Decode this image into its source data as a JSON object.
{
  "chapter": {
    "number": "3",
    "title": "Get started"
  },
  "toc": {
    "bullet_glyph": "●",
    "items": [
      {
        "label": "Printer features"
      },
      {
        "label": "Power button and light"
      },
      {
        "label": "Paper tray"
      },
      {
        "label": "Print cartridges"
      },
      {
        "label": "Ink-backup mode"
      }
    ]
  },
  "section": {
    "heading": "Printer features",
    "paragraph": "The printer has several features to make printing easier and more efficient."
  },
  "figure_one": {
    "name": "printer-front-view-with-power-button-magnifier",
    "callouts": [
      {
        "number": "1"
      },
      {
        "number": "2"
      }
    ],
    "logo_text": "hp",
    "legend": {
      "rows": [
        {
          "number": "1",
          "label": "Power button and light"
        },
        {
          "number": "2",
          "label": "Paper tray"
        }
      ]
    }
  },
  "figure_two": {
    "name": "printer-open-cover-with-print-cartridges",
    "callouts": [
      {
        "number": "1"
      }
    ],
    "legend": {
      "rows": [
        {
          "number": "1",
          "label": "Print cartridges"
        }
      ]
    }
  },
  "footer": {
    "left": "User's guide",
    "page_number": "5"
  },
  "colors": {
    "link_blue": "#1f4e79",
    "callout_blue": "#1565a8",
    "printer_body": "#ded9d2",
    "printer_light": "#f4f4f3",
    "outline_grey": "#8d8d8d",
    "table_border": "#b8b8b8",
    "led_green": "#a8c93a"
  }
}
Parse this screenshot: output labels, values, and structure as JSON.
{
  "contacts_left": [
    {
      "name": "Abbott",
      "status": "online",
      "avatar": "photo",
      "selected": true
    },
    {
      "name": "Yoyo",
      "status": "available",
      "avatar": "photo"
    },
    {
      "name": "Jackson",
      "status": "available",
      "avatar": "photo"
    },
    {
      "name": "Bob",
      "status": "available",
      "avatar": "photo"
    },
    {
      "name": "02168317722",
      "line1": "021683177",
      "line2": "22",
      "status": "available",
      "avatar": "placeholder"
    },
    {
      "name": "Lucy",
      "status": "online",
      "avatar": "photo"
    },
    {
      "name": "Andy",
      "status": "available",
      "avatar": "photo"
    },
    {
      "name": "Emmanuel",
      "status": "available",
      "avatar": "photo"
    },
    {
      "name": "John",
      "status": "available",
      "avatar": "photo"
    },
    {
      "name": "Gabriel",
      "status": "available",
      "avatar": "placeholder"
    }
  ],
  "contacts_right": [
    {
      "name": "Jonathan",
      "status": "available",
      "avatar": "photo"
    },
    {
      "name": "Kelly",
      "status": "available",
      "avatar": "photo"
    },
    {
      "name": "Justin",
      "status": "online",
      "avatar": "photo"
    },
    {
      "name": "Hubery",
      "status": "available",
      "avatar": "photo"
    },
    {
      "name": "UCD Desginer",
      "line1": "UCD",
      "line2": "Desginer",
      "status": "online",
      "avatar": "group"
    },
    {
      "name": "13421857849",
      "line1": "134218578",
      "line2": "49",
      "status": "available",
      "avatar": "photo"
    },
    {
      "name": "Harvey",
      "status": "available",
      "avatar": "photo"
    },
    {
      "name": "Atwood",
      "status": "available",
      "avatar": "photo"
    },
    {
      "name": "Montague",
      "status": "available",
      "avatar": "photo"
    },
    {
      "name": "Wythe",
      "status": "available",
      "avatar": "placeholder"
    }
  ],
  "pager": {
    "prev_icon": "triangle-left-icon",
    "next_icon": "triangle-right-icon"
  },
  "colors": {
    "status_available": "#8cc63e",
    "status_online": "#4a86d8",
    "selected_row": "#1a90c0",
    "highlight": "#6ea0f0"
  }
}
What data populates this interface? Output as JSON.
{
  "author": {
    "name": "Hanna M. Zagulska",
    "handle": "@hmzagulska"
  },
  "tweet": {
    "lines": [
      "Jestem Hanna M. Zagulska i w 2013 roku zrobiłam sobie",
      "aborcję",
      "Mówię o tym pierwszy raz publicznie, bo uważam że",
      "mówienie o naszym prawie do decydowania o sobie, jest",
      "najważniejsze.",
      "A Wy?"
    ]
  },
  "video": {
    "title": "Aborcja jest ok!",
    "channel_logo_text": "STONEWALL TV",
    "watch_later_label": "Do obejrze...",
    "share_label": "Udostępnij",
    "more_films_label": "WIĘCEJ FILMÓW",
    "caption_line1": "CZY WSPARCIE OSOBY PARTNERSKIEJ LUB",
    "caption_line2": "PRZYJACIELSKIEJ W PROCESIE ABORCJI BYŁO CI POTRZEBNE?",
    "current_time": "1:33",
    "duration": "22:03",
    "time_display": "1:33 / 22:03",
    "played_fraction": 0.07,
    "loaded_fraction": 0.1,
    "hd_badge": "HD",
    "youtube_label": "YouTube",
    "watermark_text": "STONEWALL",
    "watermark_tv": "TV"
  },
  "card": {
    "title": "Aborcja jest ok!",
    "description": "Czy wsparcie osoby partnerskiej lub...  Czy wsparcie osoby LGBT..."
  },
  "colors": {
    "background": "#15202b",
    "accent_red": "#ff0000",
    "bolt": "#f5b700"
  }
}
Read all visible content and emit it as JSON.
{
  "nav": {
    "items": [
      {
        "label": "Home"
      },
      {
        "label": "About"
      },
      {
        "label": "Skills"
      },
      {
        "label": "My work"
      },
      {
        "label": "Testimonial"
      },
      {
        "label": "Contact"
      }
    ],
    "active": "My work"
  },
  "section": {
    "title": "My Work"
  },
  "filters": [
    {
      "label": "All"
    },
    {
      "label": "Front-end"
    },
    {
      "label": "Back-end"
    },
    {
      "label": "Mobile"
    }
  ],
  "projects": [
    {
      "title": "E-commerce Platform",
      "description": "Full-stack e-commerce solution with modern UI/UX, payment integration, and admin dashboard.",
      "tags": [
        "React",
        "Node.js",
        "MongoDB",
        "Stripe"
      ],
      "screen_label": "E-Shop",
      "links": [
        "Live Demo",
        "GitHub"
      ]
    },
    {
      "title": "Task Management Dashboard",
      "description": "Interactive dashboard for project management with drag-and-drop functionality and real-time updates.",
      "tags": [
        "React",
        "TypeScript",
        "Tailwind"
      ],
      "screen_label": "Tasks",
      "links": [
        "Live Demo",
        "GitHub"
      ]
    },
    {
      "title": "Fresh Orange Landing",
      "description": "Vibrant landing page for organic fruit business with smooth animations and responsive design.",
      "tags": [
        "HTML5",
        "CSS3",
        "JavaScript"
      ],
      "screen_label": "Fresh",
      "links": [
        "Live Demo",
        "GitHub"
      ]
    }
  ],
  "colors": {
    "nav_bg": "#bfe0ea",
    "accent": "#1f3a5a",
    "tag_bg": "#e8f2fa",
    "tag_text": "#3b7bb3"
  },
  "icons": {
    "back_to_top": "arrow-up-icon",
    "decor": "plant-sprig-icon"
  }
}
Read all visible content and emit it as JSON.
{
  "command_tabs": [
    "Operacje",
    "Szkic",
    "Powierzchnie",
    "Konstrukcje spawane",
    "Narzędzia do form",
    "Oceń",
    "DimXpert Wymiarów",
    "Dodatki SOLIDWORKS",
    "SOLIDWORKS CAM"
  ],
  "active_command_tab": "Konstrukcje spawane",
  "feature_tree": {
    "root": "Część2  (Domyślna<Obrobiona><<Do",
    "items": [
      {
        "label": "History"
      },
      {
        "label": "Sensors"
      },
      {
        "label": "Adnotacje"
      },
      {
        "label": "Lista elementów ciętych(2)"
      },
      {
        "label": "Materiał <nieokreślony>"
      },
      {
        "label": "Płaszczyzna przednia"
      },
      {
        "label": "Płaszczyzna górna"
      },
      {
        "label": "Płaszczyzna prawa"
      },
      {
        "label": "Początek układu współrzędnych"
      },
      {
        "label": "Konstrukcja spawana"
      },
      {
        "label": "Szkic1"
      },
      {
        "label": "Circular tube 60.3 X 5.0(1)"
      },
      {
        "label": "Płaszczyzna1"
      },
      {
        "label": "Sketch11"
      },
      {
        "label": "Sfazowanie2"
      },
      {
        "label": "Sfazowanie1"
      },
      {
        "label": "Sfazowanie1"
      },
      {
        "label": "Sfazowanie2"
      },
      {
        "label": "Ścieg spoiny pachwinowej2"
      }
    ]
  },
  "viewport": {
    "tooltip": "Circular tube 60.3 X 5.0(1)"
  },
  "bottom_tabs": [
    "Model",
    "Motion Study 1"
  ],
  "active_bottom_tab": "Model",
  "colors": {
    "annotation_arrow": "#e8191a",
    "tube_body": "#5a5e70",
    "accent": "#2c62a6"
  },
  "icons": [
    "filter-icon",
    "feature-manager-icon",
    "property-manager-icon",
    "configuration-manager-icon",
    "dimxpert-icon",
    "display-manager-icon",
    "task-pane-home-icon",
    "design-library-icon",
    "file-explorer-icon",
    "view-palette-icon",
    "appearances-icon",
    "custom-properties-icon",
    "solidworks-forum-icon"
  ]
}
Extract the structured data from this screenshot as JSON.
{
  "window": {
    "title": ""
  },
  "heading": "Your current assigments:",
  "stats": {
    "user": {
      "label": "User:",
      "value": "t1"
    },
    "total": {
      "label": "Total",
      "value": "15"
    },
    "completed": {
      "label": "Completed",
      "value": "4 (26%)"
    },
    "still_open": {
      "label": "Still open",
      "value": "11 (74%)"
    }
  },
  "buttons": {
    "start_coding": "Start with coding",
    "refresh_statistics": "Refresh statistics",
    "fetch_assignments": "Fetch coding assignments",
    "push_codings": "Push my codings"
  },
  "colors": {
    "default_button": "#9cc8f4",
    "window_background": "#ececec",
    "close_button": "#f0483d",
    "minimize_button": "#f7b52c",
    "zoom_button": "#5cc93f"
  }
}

________________________

*STATED GOAL*
Copy each line of the listing that includes "cartridges".

*FULL ANSWER*
        "label": "Print cartridges"
    "name": "printer-open-cover-with-print-cartridges",
          "label": "Print cartridges"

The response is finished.